#### GOAL
The data below is to be returned in full and exactly.
------ DATA LISTING
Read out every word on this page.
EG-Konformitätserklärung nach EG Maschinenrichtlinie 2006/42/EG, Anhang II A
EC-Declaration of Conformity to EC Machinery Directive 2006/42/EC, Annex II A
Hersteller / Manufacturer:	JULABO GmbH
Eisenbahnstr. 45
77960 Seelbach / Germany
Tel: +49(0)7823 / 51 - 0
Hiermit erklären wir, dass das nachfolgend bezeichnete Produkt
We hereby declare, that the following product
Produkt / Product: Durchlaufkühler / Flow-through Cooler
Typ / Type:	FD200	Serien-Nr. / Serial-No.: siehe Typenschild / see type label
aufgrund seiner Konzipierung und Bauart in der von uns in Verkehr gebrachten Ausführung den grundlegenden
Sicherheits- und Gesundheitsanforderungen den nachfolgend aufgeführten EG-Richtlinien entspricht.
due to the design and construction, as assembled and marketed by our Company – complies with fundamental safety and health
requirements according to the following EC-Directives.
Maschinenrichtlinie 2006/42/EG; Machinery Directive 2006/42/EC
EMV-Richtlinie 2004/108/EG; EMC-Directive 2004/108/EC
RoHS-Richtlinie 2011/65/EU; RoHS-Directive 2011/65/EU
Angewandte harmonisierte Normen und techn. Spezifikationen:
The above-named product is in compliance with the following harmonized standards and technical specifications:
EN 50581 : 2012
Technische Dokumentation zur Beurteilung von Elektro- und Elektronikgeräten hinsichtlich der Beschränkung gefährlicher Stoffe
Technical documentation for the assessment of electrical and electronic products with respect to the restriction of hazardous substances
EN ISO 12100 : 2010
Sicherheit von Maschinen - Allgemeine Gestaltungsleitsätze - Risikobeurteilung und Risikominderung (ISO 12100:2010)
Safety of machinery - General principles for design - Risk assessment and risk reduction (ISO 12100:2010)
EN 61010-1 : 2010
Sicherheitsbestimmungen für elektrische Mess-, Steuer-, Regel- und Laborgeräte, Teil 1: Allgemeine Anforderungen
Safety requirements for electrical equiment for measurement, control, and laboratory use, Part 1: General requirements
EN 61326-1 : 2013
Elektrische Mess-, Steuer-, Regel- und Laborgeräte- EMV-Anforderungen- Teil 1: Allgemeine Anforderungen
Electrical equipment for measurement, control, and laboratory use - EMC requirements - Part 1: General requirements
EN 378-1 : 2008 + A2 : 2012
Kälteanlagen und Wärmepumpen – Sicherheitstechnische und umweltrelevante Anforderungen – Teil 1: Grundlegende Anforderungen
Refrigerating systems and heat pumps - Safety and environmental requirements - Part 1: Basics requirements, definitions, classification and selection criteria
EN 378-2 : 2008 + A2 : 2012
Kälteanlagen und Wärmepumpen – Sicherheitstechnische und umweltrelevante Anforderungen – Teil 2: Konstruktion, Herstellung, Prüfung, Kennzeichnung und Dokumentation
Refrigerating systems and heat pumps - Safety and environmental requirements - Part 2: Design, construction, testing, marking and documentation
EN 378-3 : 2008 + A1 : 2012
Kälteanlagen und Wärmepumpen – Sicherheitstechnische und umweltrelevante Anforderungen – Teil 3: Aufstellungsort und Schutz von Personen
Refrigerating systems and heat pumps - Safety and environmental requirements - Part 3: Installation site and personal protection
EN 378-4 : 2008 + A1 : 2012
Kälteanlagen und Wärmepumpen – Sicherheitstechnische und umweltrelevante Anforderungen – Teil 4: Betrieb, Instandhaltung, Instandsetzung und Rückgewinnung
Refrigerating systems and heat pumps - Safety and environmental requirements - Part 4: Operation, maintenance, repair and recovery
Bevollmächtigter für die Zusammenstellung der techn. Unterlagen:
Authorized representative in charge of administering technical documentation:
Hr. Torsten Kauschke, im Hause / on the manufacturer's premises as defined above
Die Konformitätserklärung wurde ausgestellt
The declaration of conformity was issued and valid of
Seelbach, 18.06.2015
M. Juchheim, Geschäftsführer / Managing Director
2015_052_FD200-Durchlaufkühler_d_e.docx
------------
#### RESPONSE TO THE TASK
Read out every word on this page.
EG-Konformitätserklärung nach EG Maschinenrichtlinie 2006/42/EG, Anhang II A
EC-Declaration of Conformity to EC Machinery Directive 2006/42/EC, Annex II A
Hersteller / Manufacturer:	JULABO GmbH
Eisenbahnstr. 45
77960 Seelbach / Germany
Tel: +49(0)7823 / 51 - 0
Hiermit erklären wir, dass das nachfolgend bezeichnete Produkt
We hereby declare, that the following product
Produkt / Product: Durchlaufkühler / Flow-through Cooler
Typ / Type:	FD200	Serien-Nr. / Serial-No.: siehe Typenschild / see type label
aufgrund seiner Konzipierung und Bauart in der von uns in Verkehr gebrachten Ausführung den grundlegenden
Sicherheits- und Gesundheitsanforderungen den nachfolgend aufgeführten EG-Richtlinien entspricht.
due to the design and construction, as assembled and marketed by our Company – complies with fundamental safety and health
requirements according to the following EC-Directives.
Maschinenrichtlinie 2006/42/EG; Machinery Directive 2006/42/EC
EMV-Richtlinie 2004/108/EG; EMC-Directive 2004/108/EC
RoHS-Richtlinie 2011/65/EU; RoHS-Directive 2011/65/EU
Angewandte harmonisierte Normen und techn. Spezifikationen:
The above-named product is in compliance with the following harmonized standards and technical specifications:
EN 50581 : 2012
Technische Dokumentation zur Beurteilung von Elektro- und Elektronikgeräten hinsichtlich der Beschränkung gefährlicher Stoffe
Technical documentation for the assessment of electrical and electronic products with respect to the restriction of hazardous substances
EN ISO 12100 : 2010
Sicherheit von Maschinen - Allgemeine Gestaltungsleitsätze - Risikobeurteilung und Risikominderung (ISO 12100:2010)
Safety of machinery - General principles for design - Risk assessment and risk reduction (ISO 12100:2010)
EN 61010-1 : 2010
Sicherheitsbestimmungen für elektrische Mess-, Steuer-, Regel- und Laborgeräte, Teil 1: Allgemeine Anforderungen
Safety requirements for electrical equiment for measurement, control, and laboratory use, Part 1: General requirements
EN 61326-1 : 2013
Elektrische Mess-, Steuer-, Regel- und Laborgeräte- EMV-Anforderungen- Teil 1: Allgemeine Anforderungen
Electrical equipment for measurement, control, and laboratory use - EMC requirements - Part 1: General requirements
EN 378-1 : 2008 + A2 : 2012
Kälteanlagen und Wärmepumpen – Sicherheitstechnische und umweltrelevante Anforderungen – Teil 1: Grundlegende Anforderungen
Refrigerating systems and heat pumps - Safety and environmental requirements - Part 1: Basics requirements, definitions, classification and selection criteria
EN 378-2 : 2008 + A2 : 2012
Kälteanlagen und Wärmepumpen – Sicherheitstechnische und umweltrelevante Anforderungen – Teil 2: Konstruktion, Herstellung, Prüfung, Kennzeichnung und Dokumentation
Refrigerating systems and heat pumps - Safety and environmental requirements - Part 2: Design, construction, testing, marking and documentation
EN 378-3 : 2008 + A1 : 2012
Kälteanlagen und Wärmepumpen – Sicherheitstechnische und umweltrelevante Anforderungen – Teil 3: Aufstellungsort und Schutz von Personen
Refrigerating systems and heat pumps - Safety and environmental requirements - Part 3: Installation site and personal protection
EN 378-4 : 2008 + A1 : 2012
Kälteanlagen und Wärmepumpen – Sicherheitstechnische und umweltrelevante Anforderungen – Teil 4: Betrieb, Instandhaltung, Instandsetzung und Rückgewinnung
Refrigerating systems and heat pumps - Safety and environmental requirements - Part 4: Operation, maintenance, repair and recovery
Bevollmächtigter für die Zusammenstellung der techn. Unterlagen:
Authorized representative in charge of administering technical documentation:
Hr. Torsten Kauschke, im Hause / on the manufacturer's premises as defined above
Die Konformitätserklärung wurde ausgestellt
The declaration of conformity was issued and valid of
Seelbach, 18.06.2015
M. Juchheim, Geschäftsführer / Managing Director
2015_052_FD200-Durchlaufkühler_d_e.docx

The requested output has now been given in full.